Count how many lines of the material hold "difficult". Respond with that number alone.

>>>>>

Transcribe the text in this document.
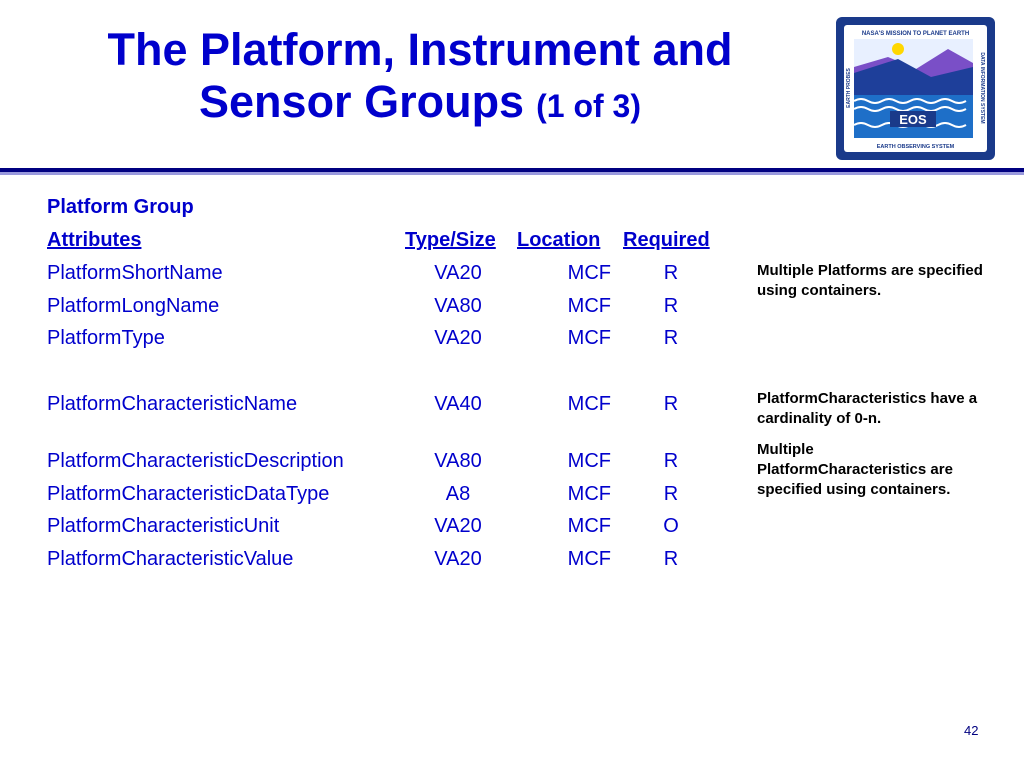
The Platform, Instrument and
Sensor Groups (1 of 3)
NASA'S MISSION TO PLANET EARTH
EOS
EARTH OBSERVING SYSTEM
EARTH PROBES	DATA INFORMATION SYSTEM
Platform Group
Attributes	Type/Size Location Required
PlatformShortName	VA20	MCF	R
PlatformLongName	VA80	MCF	R
PlatformType	VA20	MCF	R
PlatformCharacteristicName	VA40	MCF	R
PlatformCharacteristicDescription	VA80	MCF	R
PlatformCharacteristicDataType	A8	MCF	R
PlatformCharacteristicUnit	VA20	MCF	O
PlatformCharacteristicValue	VA20	MCF	R
Multiple Platforms are specified using containers.
PlatformCharacteristics have a cardinality of 0-n.
Multiple PlatformCharacteristics are specified using containers.
42
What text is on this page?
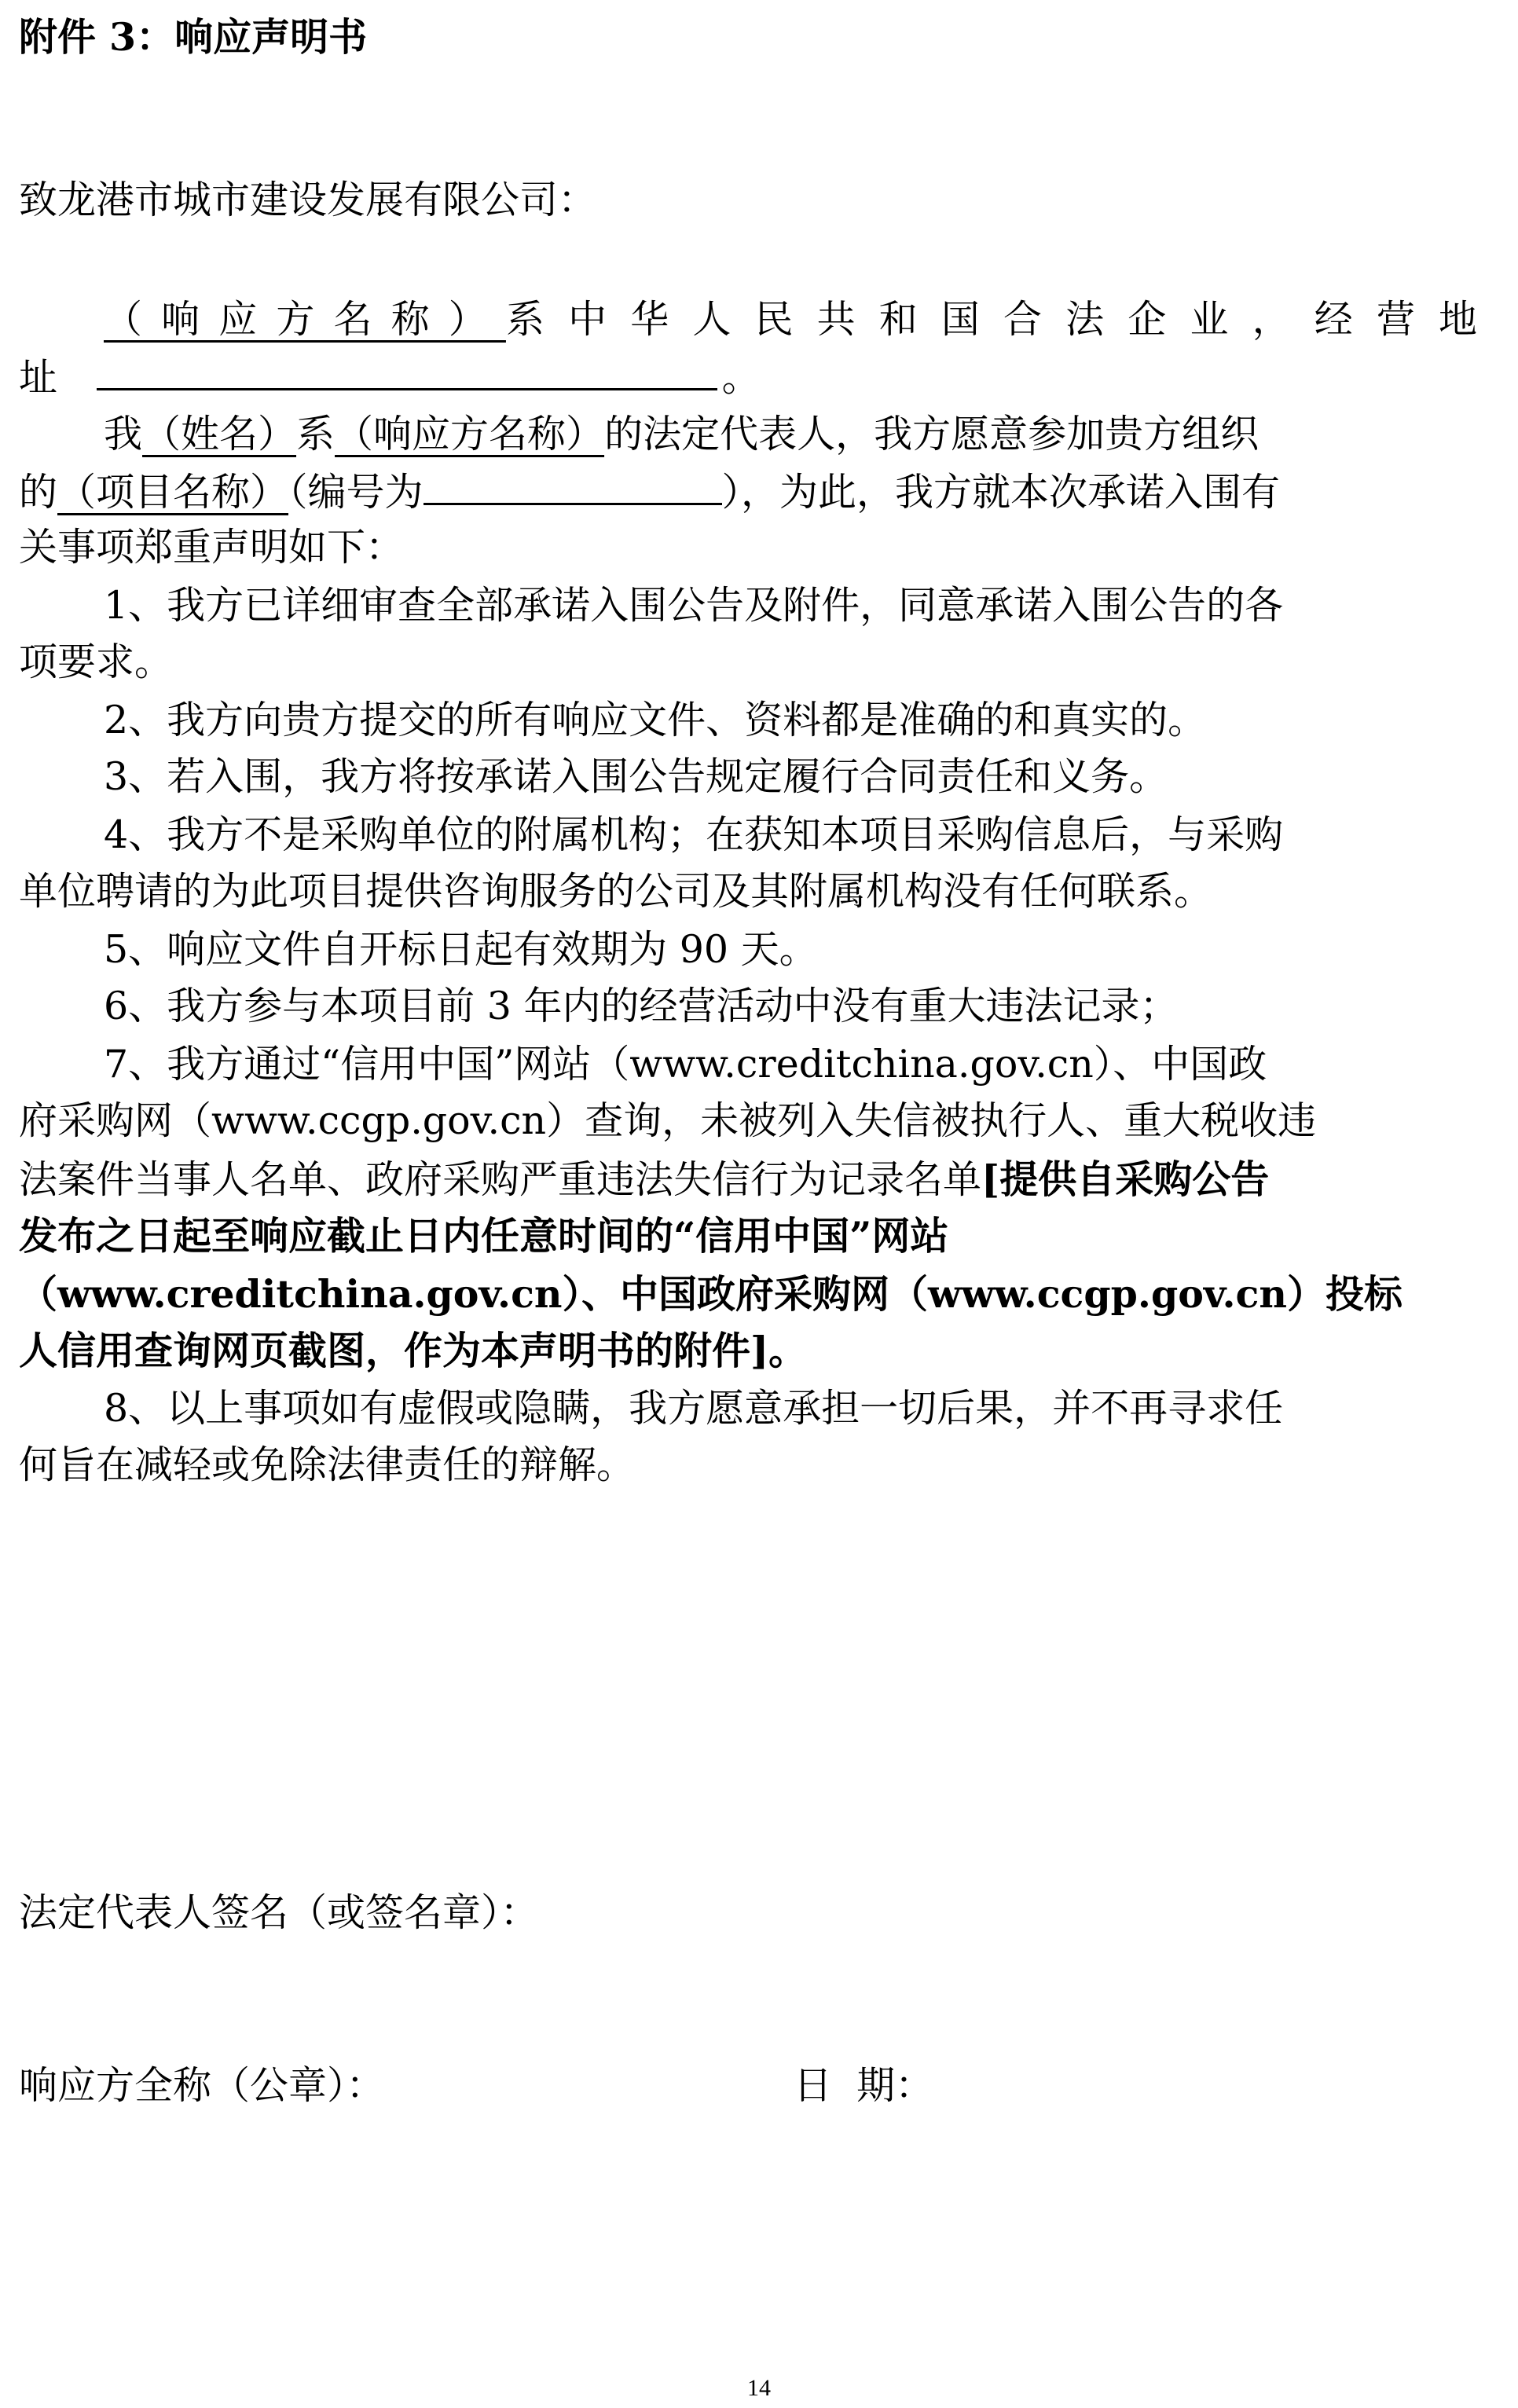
附件 3：响应声明书
致龙港市城市建设发展有限公司：
（响应方名称）系中华人民共和国合法企业，经营地
址	。
我（姓名）系（响应方名称）的法定代表人，我方愿意参加贵方组织
的（项目名称）（编号为	），为此，我方就本次承诺入围有
关事项郑重声明如下：
1、我方已详细审查全部承诺入围公告及附件，同意承诺入围公告的各
项要求。
2、我方向贵方提交的所有响应文件、资料都是准确的和真实的。
3、若入围，我方将按承诺入围公告规定履行合同责任和义务。
4、我方不是采购单位的附属机构；在获知本项目采购信息后，与采购
单位聘请的为此项目提供咨询服务的公司及其附属机构没有任何联系。
5、响应文件自开标日起有效期为 90 天。
6、我方参与本项目前 3 年内的经营活动中没有重大违法记录；
7、我方通过“信用中国”网站（www.creditchina.gov.cn）、中国政
府采购网（www.ccgp.gov.cn）查询，未被列入失信被执行人、重大税收违
法案件当事人名单、政府采购严重违法失信行为记录名单[提供自采购公告
发布之日起至响应截止日内任意时间的“信用中国”网站
（www.creditchina.gov.cn）、中国政府采购网（www.ccgp.gov.cn）投标
人信用查询网页截图，作为本声明书的附件]。
8、以上事项如有虚假或隐瞒，我方愿意承担一切后果，并不再寻求任
何旨在减轻或免除法律责任的辩解。
法定代表人签名（或签名章）：
响应方全称（公章）：	日  期：
14
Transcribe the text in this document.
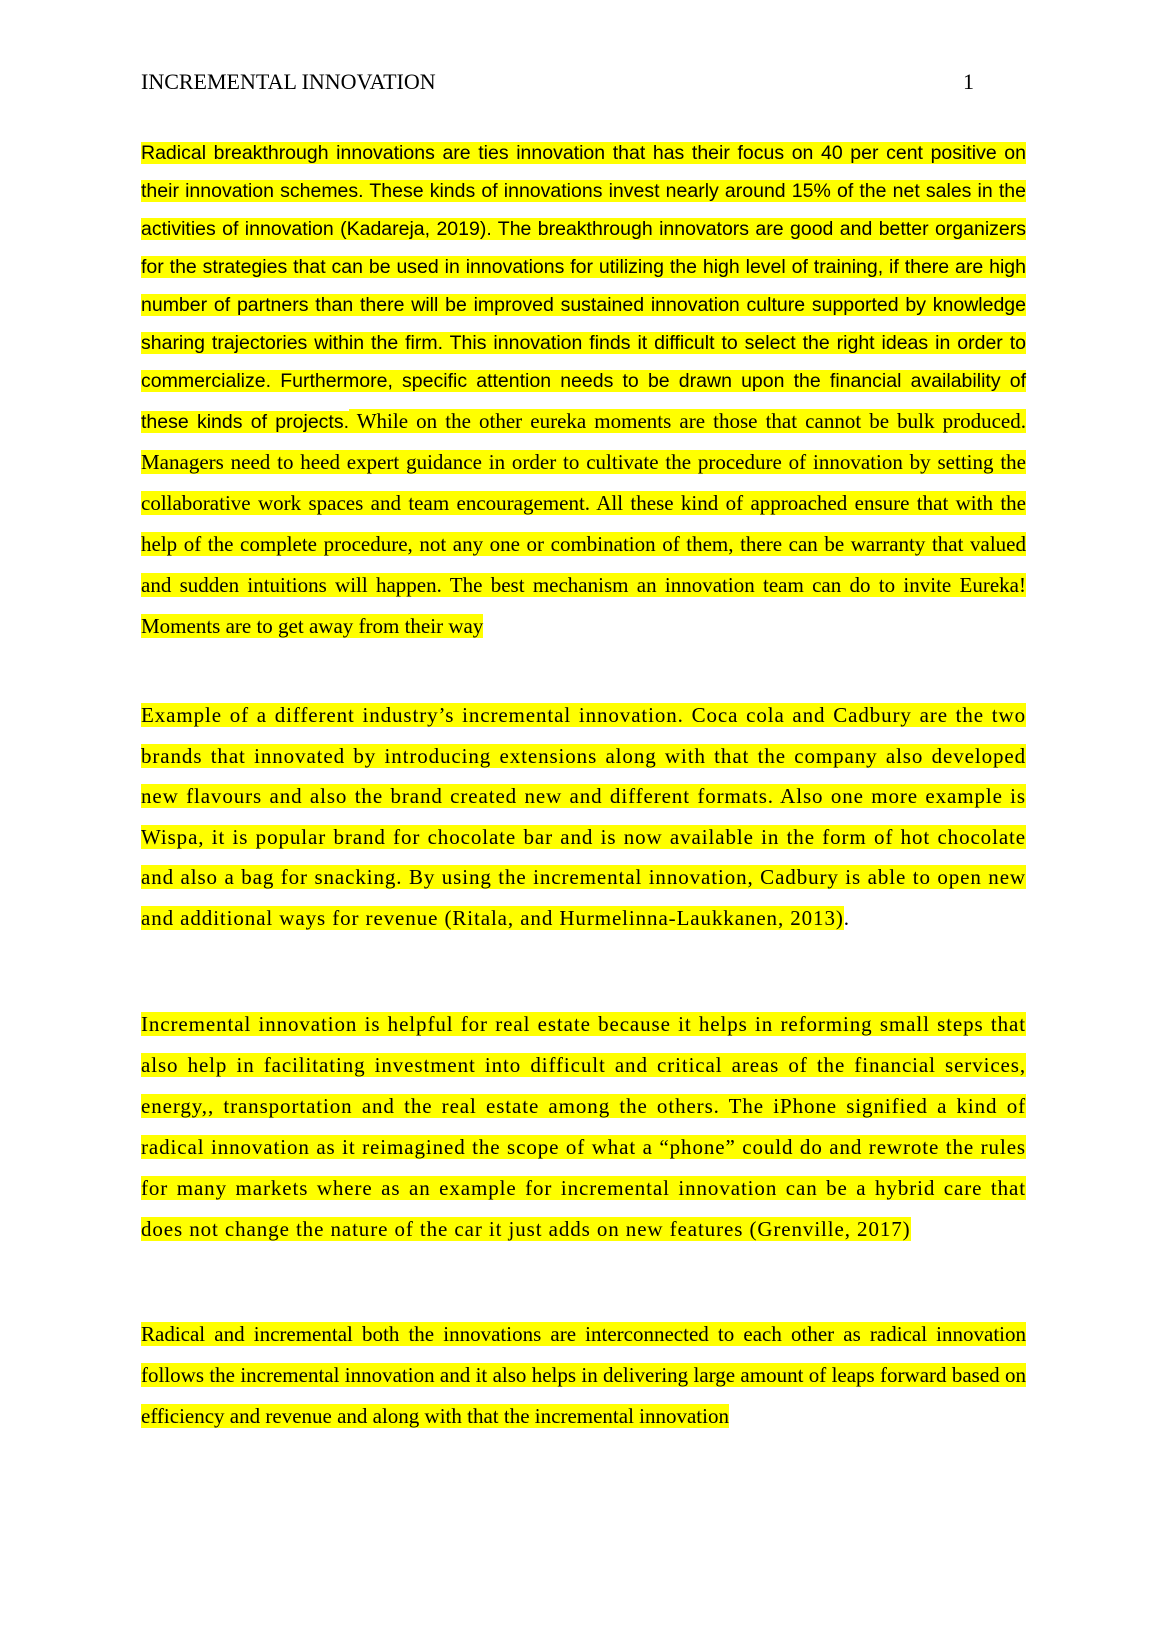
INCREMENTAL INNOVATION	1

Radical breakthrough innovations are ties innovation that has their focus on 40 per cent positive on their innovation schemes. These kinds of innovations invest nearly around 15% of the net sales in the activities of innovation (Kadareja, 2019). The breakthrough innovators are good and better organizers for the strategies that can be used in innovations for utilizing the high level of training, if there are high number of partners than there will be improved sustained innovation culture supported by knowledge sharing trajectories within the firm. This innovation finds it difficult to select the right ideas in order to commercialize. Furthermore, specific attention needs to be drawn upon the financial availability of these kinds of projects. While on the other eureka moments are those that cannot be bulk produced. Managers need to heed expert guidance in order to cultivate the procedure of innovation by setting the collaborative work spaces and team encouragement. All these kind of approached ensure that with the help of the complete procedure, not any one or combination of them, there can be warranty that valued and sudden intuitions will happen. The best mechanism an innovation team can do to invite Eureka! Moments are to get away from their way

Example of a different industry’s incremental innovation. Coca cola and Cadbury are the two brands that innovated by introducing extensions along with that the company also developed new flavours and also the brand created new and different formats. Also one more example is Wispa, it is popular brand for chocolate bar and is now available in the form of hot chocolate and also a bag for snacking. By using the incremental innovation, Cadbury is able to open new and additional ways for revenue (Ritala, and Hurmelinna-Laukkanen, 2013).

Incremental innovation is helpful for real estate because it helps in reforming small steps that also help in facilitating investment into difficult and critical areas of the financial services, energy,, transportation and the real estate among the others. The iPhone signified a kind of radical innovation as it reimagined the scope of what a “phone” could do and rewrote the rules for many markets where as an example for incremental innovation can be a hybrid care that does not change the nature of the car it just adds on new features (Grenville, 2017)

Radical and incremental both the innovations are interconnected to each other as radical innovation follows the incremental innovation and it also helps in delivering large amount of leaps forward based on efficiency and revenue and along with that the incremental innovation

<<<<<

▶ SOLUTION FOR THIS TASK
2